** START DATA LISTING **
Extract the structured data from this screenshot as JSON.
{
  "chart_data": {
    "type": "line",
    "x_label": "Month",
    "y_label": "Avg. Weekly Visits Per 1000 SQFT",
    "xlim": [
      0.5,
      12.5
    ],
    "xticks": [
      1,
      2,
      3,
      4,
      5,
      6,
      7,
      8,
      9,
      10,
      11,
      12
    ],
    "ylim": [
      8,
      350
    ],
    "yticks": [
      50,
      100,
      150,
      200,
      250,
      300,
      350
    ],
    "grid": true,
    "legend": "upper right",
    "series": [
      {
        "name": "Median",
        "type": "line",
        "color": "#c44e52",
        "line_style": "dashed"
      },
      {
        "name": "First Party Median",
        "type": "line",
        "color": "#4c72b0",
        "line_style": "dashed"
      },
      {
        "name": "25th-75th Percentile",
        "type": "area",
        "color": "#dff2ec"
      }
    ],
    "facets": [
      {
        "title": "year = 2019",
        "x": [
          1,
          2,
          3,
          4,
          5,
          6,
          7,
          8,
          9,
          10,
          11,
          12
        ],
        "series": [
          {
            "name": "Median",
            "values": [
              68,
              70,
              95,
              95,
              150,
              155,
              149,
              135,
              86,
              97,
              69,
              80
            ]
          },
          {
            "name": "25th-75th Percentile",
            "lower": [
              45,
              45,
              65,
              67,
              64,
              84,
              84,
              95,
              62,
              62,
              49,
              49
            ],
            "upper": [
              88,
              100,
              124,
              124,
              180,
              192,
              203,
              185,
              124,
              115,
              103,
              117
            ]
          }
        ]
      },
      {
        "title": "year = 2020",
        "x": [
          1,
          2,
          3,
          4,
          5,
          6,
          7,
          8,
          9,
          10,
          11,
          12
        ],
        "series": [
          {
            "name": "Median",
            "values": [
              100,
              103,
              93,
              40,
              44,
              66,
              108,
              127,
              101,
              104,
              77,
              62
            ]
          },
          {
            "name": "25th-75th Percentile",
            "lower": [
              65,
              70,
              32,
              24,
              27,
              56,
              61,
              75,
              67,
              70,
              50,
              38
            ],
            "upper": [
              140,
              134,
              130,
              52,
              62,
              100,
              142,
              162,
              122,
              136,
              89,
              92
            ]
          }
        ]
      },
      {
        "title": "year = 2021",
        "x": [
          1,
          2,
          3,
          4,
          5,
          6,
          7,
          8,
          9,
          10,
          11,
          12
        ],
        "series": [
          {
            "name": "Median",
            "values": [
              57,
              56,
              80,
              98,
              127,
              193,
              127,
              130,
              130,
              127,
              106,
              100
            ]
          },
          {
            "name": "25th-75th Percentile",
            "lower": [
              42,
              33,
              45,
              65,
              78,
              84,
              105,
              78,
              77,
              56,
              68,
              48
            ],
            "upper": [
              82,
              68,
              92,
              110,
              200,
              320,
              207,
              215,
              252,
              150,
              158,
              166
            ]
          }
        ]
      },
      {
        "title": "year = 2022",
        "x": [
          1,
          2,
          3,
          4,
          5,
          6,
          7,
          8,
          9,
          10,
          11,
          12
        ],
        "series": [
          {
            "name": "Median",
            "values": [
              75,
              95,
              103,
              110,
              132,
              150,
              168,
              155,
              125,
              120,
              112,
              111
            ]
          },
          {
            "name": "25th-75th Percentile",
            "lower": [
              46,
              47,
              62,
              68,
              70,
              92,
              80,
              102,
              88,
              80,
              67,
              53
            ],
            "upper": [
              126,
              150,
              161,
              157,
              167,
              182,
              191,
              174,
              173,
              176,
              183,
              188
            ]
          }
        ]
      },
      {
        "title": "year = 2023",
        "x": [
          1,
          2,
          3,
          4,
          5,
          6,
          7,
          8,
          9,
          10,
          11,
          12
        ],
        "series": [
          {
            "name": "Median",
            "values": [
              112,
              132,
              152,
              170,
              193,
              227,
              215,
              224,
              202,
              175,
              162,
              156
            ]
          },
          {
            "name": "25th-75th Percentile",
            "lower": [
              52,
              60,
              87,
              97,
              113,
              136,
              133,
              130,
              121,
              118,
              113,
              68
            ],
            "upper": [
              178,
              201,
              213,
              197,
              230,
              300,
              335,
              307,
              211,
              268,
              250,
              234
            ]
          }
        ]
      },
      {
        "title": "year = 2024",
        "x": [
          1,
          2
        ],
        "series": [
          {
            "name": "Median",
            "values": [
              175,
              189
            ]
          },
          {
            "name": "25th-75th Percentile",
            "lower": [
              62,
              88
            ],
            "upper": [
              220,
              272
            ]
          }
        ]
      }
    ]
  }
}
** END DATA LISTING **
Copy out each line in the listing that has the word "year".

        "title": "year = 2019",
        "title": "year = 2020",
        "title": "year = 2021",
        "title": "year = 2022",
        "title": "year = 2023",
        "title": "year = 2024",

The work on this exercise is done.